D. LES SOUTIENS AUX EXPLOITATIONS AGRICOLES, UNE POLITIQUE PUBLIQUE CONFRONTÉE À DES DÉFIS QU'ELLE NE RELÈVE PAS
« L'appui au renouvellement à la modernisation des exploitations agricoles » - action n° 3 - est dotée de 177 millions d'euros de CP, soit une baisse considérable (- 48,8 millions d'euros).
L'action vise à soutenir l'installation agricole à travers des dispositifs favorisant la reprise des exploitations ou leur création, mais aussi à contribuer à la modernisation des entreprises agricoles, avec la perspective principale d'en améliorer la compétitivité.
La baisse des dotations est le reflet d'une série d'évolutions structurelles :
- l'augmentation du cofinancement communautaire de la dotation aux jeunes agriculteurs (DJA) de 50 % à 80 % (économie de 39 millions d'euros) ;
- la disparition du Fonds d'incitation et de communication à l'installation en agriculture (FICIA) au profit d'une affectation de la taxe foncière sur les plus-values sur les ventes de terrains agricoles rendus constructibles.
- à l'inverse, dans le cadre du « plan de compétitivité et d'adaptation des exploitations agricoles » (PCAE) l'engagement de l'État est porté à 56 millions d'euros (en AE). Le plan de compétitivité mobiliserait au total 200 millions d'euros, tous financeurs confondus, avec une contribution importante du FEADER (63 % dans les régions de transition, 53 % dans les autres régions). Il se substituerait aux interventions réalisées dans le cadre du plan de modernisation des bâtiments d'élevage (PMBE), du plan végétal pour l'environnement (PVE) et du plan de performance énergétique (PPE). Il correspond à un engagement pris par le Président de la République au sommet de l'élevage de 2013.
Les annonces du sommet de l'élevage de Cournon Première priorité : soutenir l'élevage - Utilisation à plein de la faculté du couplage des aides ; - Création d'une prime à la vache laitière et d'une aide à l'engraissement ; - Mise en place d'aides d'encouragement à la production nationale de protéines végétales. Deuxième priorité : accompagner les agriculteurs des territoires fragiles - Revalorisation de l'ICHN dans les zones défavorisées ; - Fusion de la prime herbagère avec l'ICHN à compter de 2015 ; - Relèvement du plafond de l'ICHN (75 ha). Troisième priorité : accompagner la modernisation des entreprises agricoles - Objectif de 6 000 installations de jeunes agriculteurs avec la réservation d'une enveloppe de 1 % des aides directes ; - Amélioration des instruments de prévention et de gestion des risques ; - Plan pour la compétitivité et l'adaptation des exploitations avec constitution d'un fonds de modernisation affecté prioritairement aux bâtiments d'élevage ; - Favoriser le « bio » avec un objectif de doublement des surfaces. Quatrième priorité : mieux répartir les aides - Promouvoir la convergence du revenu aidé ; - Promouvoir l'harmonisation fiscale et sociale en Europe avec notamment l'adoption d'un salaire minimum dans les pays européens et l'alignement des normes sanitaires ; - Surdotation des 52 premiers hectares des exploitations (objectif de 20 % à l'horizon 2018). |
La réussite du plan dépendra largement de ses détails d'exécution.

#### Listing fourni:
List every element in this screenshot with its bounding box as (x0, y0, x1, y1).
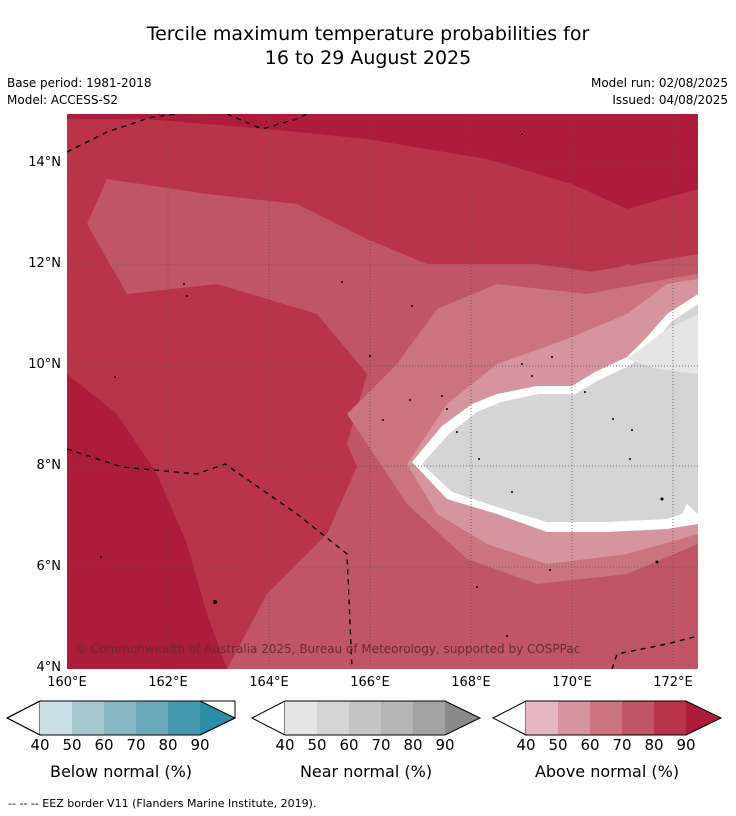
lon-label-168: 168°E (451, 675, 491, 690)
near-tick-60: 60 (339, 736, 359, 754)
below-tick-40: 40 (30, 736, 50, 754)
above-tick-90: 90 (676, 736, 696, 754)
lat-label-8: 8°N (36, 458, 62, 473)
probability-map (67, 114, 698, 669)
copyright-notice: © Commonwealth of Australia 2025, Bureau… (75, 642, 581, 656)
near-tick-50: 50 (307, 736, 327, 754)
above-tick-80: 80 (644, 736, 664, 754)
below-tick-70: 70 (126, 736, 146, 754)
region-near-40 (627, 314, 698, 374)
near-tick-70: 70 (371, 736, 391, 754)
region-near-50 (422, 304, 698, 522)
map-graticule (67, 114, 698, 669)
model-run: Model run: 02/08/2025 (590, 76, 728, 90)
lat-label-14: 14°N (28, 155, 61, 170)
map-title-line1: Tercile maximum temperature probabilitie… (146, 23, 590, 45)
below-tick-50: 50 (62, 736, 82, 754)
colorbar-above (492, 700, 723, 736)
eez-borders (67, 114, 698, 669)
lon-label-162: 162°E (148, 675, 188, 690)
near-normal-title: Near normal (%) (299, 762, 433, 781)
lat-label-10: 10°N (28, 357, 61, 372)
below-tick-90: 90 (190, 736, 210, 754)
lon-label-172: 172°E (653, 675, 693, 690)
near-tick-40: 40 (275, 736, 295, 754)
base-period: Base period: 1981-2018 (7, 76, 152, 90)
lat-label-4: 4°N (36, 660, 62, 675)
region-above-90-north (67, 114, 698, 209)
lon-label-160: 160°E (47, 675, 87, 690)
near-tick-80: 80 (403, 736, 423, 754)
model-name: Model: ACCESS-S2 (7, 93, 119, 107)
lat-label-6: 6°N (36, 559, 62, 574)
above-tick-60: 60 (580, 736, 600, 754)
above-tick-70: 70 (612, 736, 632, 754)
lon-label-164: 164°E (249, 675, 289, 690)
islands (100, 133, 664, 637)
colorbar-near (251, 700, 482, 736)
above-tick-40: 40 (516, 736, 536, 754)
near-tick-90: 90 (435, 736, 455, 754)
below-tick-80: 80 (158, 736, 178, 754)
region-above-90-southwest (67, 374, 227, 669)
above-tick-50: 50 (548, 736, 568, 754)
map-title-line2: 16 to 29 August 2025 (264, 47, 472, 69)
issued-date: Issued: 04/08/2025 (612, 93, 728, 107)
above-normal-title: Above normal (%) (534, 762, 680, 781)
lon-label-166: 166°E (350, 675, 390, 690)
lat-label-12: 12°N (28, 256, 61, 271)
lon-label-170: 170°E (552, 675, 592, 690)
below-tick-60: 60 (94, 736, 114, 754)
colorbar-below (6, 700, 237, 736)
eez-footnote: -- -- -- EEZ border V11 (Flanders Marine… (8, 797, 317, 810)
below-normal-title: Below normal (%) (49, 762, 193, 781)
* * *
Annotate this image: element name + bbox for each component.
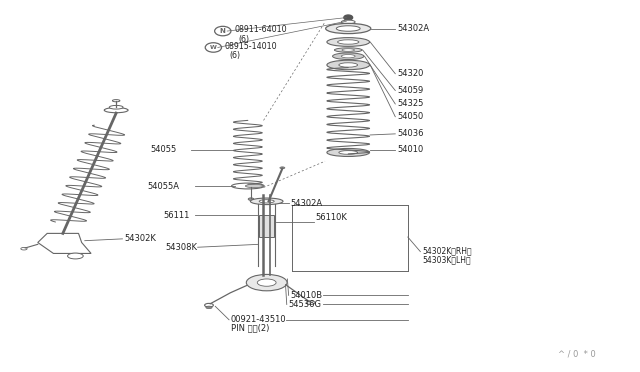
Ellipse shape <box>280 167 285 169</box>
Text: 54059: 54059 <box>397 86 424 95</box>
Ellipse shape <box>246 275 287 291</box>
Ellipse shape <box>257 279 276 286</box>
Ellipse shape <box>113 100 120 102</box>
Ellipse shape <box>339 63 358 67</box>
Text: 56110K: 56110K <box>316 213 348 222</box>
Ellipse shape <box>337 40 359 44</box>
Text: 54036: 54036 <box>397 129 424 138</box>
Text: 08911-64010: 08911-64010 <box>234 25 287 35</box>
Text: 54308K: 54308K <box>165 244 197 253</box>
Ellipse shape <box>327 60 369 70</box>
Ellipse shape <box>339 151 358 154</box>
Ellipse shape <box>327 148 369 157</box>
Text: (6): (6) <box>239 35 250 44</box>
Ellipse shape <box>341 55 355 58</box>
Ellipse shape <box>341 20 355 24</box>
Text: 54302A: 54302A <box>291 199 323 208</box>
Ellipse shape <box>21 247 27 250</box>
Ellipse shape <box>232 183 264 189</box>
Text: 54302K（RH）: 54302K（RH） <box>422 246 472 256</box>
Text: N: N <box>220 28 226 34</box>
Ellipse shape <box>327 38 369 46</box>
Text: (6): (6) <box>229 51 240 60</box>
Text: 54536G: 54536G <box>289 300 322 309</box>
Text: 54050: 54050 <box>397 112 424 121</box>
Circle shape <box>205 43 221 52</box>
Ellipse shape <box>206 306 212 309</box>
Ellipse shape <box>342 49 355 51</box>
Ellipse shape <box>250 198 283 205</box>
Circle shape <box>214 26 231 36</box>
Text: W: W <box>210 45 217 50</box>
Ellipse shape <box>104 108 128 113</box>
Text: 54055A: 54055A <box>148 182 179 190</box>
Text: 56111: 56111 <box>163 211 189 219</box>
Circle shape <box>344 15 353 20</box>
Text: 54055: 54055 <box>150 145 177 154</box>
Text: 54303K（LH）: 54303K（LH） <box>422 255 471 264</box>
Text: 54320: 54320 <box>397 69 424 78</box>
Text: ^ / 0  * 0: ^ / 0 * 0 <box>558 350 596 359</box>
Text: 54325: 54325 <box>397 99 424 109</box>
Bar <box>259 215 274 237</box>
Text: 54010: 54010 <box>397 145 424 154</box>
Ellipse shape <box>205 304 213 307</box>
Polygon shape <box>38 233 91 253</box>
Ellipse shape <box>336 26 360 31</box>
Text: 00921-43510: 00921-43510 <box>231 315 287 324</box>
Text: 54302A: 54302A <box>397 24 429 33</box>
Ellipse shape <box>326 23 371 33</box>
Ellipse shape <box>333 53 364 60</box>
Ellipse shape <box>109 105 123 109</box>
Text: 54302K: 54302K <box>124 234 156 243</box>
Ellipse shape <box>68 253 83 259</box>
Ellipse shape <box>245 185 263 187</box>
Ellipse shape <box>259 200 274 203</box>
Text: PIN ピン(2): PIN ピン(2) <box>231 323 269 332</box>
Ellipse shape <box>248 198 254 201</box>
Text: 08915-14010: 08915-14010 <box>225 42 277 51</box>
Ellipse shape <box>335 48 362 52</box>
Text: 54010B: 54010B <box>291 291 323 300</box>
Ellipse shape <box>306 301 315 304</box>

#### Consigne donnée:
Transcris tel quel le passage de l'extrait sur les soutiens aux exploitations agricoles compris entre « D. LES SOUTIENS » et « 48,8 millions d'euros). », ces deux bornes incluses.

#### Réponse:
D. LES SOUTIENS AUX EXPLOITATIONS AGRICOLES, UNE POLITIQUE PUBLIQUE CONFRONTÉE À DES DÉFIS QU'ELLE NE RELÈVE PAS
« L'appui au renouvellement à la modernisation des exploitations agricoles » - action n° 3 - est dotée de 177 millions d'euros de CP, soit une baisse considérable (- 48,8 millions d'euros).